Set down all of the data that follows word for word, without the images.

Part of a data file
....
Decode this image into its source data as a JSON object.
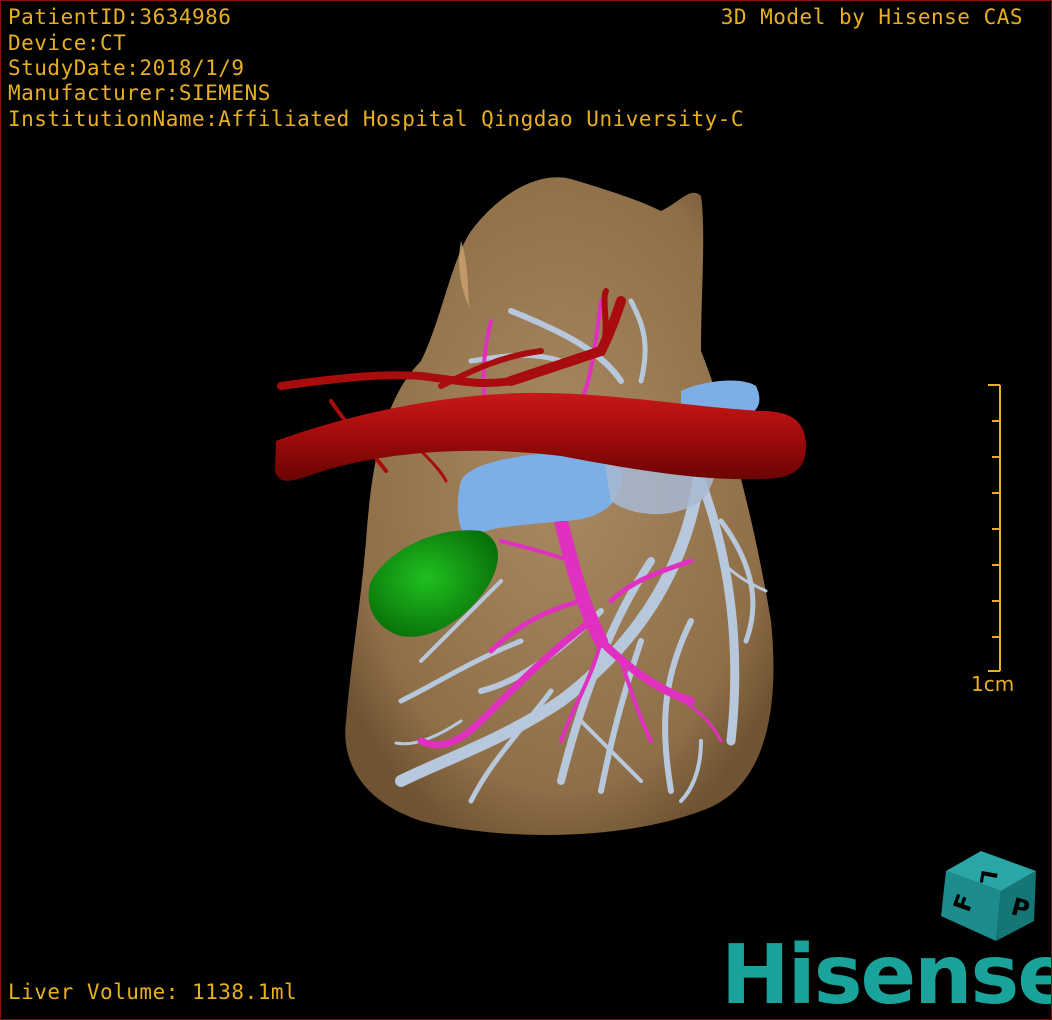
{
  "header": {
    "patient_id": "PatientID:3634986",
    "device": "Device:CT",
    "study_date": "StudyDate:2018/1/9",
    "manufacturer": "Manufacturer:SIEMENS",
    "institution": "InstitutionName:Affiliated Hospital Qingdao University-C"
  },
  "credit": "3D Model by Hisense CAS",
  "footer": {
    "liver_volume": "Liver Volume: 1138.1ml"
  },
  "scale_bar": {
    "label": "1cm"
  },
  "orientation_cube": {
    "faces": [
      "L",
      "P",
      "F"
    ]
  },
  "brand": {
    "logo_text": "Hisense"
  },
  "colors": {
    "text": "#e8b020",
    "liver": "#9b7a52",
    "artery": "#a80c0c",
    "portal_vein": "#e030c0",
    "hepatic_vein": "#b8c8dc",
    "ivc": "#7eaee6",
    "gallbladder": "#12a012",
    "logo": "#1aa39a"
  }
}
....
**Output**
Decode this image into its source data as a JSON object.
{
  "header": {
    "patient_id": "PatientID:3634986",
    "device": "Device:CT",
    "study_date": "StudyDate:2018/1/9",
    "manufacturer": "Manufacturer:SIEMENS",
    "institution": "InstitutionName:Affiliated Hospital Qingdao University-C"
  },
  "credit": "3D Model by Hisense CAS",
  "footer": {
    "liver_volume": "Liver Volume: 1138.1ml"
  },
  "scale_bar": {
    "label": "1cm"
  },
  "orientation_cube": {
    "faces": [
      "L",
      "P",
      "F"
    ]
  },
  "brand": {
    "logo_text": "Hisense"
  },
  "colors": {
    "text": "#e8b020",
    "liver": "#9b7a52",
    "artery": "#a80c0c",
    "portal_vein": "#e030c0",
    "hepatic_vein": "#b8c8dc",
    "ivc": "#7eaee6",
    "gallbladder": "#12a012",
    "logo": "#1aa39a"
  }
}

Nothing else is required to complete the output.